#### SHORT TASK:
Search the material below for the string "Wahyu" and extract each line that has it.

#### LISTING:
┏━━
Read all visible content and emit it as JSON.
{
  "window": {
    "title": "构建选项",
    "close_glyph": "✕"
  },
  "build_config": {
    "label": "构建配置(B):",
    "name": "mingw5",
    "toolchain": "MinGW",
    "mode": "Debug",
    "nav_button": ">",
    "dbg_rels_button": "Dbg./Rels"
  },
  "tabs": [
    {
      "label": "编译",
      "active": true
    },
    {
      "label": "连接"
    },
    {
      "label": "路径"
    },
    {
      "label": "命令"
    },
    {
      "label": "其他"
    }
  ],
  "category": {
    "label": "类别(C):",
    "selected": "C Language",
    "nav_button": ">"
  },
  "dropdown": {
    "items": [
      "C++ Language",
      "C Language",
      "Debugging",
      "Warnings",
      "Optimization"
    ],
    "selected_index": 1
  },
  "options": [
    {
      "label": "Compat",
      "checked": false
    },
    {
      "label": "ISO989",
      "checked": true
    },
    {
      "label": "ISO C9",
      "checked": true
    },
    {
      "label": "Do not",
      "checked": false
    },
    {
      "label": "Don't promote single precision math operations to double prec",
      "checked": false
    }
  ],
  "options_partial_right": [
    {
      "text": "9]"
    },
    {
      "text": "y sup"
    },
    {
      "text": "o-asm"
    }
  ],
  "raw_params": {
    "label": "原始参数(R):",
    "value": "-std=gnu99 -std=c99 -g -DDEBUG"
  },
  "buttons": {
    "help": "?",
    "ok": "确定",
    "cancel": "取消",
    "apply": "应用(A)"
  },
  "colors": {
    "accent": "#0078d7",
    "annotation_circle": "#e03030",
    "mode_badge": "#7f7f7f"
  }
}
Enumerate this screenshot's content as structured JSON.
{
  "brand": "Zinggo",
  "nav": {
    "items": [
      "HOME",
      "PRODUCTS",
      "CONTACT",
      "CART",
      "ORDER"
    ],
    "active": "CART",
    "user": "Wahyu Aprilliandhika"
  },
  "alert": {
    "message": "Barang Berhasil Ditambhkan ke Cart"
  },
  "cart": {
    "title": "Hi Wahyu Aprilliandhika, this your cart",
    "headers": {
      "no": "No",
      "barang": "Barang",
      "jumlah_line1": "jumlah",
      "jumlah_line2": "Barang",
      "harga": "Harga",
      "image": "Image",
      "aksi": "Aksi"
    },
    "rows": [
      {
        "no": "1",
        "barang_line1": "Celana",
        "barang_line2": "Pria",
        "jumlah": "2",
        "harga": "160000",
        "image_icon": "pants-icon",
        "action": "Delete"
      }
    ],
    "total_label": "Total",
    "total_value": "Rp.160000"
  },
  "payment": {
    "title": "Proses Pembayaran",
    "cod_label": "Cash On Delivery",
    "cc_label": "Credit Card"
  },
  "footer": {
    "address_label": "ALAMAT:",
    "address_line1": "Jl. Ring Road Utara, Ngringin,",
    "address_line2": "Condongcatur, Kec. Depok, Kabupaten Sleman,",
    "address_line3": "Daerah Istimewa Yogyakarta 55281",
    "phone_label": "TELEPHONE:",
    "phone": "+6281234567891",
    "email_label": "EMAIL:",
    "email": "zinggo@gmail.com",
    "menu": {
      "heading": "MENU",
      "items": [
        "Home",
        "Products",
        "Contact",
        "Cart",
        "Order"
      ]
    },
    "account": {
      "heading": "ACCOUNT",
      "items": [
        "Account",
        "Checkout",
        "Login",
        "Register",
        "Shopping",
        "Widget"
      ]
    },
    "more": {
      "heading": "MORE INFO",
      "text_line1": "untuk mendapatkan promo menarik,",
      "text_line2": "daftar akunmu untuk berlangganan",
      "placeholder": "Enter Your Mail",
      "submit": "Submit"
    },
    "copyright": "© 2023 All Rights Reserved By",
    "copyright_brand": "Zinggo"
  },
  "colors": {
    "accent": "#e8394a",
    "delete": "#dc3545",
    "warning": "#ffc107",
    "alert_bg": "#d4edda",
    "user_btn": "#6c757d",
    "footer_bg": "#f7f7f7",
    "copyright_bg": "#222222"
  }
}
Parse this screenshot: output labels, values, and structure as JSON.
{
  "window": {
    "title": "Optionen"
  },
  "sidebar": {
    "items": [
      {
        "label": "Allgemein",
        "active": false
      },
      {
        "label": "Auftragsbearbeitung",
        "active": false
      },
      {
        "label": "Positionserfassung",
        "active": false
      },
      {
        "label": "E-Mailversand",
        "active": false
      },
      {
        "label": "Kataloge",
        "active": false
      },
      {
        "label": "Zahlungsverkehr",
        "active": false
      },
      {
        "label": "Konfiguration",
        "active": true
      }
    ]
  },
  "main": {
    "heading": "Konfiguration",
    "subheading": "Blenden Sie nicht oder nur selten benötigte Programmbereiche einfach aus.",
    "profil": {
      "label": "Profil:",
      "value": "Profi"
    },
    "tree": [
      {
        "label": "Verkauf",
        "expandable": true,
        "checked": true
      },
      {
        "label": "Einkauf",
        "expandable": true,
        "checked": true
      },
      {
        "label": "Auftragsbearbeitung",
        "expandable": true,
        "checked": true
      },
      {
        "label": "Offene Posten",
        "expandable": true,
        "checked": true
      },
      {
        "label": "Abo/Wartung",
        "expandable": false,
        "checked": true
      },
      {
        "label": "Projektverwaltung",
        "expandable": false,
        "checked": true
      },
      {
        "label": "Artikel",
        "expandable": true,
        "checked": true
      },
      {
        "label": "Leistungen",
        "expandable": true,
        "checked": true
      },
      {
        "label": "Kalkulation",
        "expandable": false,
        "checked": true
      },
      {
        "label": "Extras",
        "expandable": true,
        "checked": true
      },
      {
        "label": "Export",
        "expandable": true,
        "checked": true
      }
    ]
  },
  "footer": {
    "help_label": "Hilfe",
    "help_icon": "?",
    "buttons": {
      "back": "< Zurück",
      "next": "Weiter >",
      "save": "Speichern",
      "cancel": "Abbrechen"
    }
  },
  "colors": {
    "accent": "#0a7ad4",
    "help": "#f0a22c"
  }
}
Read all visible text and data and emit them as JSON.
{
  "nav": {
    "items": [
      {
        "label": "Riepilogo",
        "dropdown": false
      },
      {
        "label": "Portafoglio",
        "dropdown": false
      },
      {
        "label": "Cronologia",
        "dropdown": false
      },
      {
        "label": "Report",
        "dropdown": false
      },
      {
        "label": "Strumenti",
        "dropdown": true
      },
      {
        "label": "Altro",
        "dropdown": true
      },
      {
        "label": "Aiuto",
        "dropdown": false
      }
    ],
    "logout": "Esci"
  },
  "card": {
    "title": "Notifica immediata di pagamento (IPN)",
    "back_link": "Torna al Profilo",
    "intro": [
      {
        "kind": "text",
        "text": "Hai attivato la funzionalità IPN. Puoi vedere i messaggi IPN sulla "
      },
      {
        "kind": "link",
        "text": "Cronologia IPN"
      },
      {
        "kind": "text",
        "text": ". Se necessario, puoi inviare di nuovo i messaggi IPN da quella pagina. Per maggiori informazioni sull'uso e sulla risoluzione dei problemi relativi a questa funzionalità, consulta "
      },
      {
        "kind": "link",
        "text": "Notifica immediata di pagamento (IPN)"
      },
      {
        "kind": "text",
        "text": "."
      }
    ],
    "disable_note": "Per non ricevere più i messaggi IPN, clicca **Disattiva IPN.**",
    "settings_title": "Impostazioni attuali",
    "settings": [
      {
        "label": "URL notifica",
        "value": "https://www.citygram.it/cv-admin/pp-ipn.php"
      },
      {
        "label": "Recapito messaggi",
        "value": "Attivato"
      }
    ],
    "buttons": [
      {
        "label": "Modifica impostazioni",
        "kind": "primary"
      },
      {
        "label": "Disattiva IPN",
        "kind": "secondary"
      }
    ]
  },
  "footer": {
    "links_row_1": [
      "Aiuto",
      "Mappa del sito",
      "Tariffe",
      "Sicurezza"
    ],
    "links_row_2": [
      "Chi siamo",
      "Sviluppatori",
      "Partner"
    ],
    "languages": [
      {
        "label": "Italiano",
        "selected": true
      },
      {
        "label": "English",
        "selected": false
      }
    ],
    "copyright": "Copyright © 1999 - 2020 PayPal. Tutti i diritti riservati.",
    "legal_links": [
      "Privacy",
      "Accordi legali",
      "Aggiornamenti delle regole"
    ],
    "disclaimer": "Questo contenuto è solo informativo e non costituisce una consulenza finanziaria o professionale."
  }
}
┗━━
#### SOLUTION:
    "user": "Wahyu Aprilliandhika"
    "title": "Hi Wahyu Aprilliandhika, this your cart",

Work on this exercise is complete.